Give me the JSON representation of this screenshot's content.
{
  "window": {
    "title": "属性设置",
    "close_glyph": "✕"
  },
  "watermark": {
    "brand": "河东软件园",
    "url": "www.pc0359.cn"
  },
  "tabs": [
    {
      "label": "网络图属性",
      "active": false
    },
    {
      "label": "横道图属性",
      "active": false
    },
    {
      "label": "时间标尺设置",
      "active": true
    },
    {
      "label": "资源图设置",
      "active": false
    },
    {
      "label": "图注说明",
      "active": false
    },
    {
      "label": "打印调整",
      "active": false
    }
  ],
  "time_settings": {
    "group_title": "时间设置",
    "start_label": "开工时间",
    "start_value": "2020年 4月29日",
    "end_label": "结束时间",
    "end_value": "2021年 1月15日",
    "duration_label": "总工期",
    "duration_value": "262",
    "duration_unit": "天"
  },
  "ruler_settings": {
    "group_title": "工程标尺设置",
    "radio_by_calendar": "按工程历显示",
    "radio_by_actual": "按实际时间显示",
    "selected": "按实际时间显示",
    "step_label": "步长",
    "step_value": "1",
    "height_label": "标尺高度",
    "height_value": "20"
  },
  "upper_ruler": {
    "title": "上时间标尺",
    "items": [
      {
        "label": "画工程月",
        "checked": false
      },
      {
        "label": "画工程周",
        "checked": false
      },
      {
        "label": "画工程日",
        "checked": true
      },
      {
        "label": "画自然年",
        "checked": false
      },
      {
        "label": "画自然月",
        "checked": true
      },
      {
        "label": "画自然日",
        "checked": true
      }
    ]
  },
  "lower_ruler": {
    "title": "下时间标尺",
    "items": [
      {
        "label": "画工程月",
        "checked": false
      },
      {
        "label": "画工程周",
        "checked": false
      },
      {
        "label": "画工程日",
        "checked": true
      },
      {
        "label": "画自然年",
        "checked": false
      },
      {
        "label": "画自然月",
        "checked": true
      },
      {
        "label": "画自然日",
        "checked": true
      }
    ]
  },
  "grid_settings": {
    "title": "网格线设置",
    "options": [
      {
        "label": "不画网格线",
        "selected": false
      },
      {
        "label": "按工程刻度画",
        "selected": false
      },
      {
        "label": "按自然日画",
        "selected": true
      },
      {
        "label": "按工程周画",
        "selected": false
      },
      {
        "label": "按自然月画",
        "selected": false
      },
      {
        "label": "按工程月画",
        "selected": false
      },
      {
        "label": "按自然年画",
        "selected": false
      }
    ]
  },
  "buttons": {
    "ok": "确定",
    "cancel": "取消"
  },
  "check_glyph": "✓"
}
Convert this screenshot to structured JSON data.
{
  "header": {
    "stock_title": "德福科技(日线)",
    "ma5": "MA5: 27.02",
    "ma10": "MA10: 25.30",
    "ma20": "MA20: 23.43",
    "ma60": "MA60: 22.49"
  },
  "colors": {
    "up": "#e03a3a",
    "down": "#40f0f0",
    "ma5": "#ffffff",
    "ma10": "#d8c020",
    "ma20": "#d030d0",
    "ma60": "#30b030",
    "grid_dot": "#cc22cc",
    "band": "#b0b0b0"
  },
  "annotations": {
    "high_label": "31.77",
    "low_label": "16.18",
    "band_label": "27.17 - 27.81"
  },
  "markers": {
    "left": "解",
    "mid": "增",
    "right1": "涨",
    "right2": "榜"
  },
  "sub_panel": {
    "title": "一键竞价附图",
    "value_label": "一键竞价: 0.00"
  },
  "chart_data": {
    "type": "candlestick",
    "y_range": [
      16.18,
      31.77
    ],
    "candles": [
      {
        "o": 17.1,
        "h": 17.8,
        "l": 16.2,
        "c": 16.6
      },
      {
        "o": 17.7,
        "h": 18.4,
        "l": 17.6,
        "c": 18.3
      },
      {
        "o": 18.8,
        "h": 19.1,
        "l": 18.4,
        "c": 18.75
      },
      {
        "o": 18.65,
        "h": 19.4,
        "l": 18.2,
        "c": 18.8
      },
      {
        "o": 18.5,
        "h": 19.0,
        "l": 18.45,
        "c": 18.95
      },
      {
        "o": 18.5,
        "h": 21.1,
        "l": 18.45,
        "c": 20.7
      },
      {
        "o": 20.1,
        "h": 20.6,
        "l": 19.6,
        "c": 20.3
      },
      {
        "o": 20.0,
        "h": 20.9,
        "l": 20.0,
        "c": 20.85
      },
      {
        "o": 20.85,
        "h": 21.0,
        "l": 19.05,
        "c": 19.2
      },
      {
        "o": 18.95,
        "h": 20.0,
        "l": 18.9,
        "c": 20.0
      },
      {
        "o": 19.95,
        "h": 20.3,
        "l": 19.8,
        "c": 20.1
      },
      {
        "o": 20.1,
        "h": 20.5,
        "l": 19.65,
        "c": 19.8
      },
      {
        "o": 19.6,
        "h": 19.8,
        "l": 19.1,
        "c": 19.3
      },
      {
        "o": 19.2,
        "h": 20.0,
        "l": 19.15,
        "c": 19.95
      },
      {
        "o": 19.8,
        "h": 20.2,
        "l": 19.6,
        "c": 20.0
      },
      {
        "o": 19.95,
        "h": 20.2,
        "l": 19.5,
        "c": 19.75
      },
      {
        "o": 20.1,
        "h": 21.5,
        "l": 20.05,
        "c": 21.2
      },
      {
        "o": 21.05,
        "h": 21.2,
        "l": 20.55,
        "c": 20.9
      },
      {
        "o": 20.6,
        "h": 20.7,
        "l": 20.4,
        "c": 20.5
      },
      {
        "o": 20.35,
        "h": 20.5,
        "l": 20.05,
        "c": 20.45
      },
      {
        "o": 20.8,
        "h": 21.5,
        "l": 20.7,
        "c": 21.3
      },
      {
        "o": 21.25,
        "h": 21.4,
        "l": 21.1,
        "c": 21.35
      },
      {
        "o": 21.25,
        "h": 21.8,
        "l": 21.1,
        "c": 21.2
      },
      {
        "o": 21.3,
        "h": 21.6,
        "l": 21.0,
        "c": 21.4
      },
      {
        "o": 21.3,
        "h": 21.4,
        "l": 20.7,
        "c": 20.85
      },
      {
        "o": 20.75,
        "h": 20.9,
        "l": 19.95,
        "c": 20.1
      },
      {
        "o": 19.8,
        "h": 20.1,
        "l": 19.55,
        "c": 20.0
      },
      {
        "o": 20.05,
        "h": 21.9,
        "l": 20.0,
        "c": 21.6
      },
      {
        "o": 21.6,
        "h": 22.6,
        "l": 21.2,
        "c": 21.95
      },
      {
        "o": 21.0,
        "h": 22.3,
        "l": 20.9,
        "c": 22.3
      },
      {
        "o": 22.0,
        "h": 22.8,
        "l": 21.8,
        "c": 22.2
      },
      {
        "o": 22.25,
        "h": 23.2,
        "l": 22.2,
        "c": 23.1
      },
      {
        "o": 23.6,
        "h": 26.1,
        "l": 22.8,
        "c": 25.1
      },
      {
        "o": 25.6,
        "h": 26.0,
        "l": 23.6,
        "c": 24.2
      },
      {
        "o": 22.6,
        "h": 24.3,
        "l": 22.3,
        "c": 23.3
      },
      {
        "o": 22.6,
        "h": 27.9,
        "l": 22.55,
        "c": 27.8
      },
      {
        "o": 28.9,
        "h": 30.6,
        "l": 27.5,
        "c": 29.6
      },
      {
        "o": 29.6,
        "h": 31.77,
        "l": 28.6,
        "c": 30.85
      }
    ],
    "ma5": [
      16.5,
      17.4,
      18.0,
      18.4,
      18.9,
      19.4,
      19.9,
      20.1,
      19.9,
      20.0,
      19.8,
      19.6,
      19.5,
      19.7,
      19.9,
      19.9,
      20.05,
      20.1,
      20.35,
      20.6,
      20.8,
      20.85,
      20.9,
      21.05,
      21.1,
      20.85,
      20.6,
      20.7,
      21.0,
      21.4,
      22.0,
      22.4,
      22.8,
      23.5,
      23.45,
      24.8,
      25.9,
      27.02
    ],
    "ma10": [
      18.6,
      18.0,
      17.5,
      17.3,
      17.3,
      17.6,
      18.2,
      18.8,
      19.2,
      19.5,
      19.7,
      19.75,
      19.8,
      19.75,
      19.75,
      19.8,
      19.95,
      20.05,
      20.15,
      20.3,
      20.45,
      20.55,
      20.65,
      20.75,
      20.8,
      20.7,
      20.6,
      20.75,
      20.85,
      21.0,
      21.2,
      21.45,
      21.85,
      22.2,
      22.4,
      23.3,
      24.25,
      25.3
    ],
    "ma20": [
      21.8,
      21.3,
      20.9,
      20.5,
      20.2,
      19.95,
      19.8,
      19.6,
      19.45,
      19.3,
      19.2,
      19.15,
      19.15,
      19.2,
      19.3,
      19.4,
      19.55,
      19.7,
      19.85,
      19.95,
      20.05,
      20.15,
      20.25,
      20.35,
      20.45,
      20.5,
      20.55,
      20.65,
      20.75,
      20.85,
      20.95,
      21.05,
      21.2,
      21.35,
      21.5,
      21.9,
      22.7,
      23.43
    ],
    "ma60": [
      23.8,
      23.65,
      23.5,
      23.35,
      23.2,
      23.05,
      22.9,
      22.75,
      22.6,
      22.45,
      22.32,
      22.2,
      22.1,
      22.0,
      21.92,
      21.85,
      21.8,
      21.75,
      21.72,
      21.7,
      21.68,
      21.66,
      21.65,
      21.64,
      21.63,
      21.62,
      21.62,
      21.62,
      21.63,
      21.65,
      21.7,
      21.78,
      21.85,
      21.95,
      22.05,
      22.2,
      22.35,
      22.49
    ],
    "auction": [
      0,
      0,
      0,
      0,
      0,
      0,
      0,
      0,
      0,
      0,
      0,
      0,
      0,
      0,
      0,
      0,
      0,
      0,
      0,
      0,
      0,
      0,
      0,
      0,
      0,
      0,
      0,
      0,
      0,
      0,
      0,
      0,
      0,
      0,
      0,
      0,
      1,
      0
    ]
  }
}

---

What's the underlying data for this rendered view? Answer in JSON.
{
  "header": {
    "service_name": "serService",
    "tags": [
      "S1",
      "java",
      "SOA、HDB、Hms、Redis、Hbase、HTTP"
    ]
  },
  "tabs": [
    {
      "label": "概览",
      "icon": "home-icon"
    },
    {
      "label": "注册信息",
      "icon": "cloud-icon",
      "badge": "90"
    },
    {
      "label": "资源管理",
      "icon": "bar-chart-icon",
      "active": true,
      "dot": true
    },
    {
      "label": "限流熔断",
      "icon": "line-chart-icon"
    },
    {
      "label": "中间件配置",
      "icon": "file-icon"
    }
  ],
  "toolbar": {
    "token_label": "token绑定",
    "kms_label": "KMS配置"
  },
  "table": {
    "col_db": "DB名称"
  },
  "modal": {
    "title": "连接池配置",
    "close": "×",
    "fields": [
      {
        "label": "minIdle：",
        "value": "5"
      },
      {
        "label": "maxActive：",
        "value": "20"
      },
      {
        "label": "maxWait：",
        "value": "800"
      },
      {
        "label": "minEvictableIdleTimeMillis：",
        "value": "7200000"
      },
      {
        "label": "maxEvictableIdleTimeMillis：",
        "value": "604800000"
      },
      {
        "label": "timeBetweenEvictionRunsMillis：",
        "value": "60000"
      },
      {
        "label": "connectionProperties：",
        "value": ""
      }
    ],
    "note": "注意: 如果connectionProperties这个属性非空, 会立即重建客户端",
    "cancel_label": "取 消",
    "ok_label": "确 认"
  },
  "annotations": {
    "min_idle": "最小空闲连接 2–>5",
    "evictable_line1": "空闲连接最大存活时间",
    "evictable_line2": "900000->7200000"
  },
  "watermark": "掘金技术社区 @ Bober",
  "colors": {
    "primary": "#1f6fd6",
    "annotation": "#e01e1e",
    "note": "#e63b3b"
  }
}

• _WHAT YOU NEED TO DO_
In the entries above, some lines may contain the string "this"; report how many, without additional comment.

• _TASK SOLUTION_
3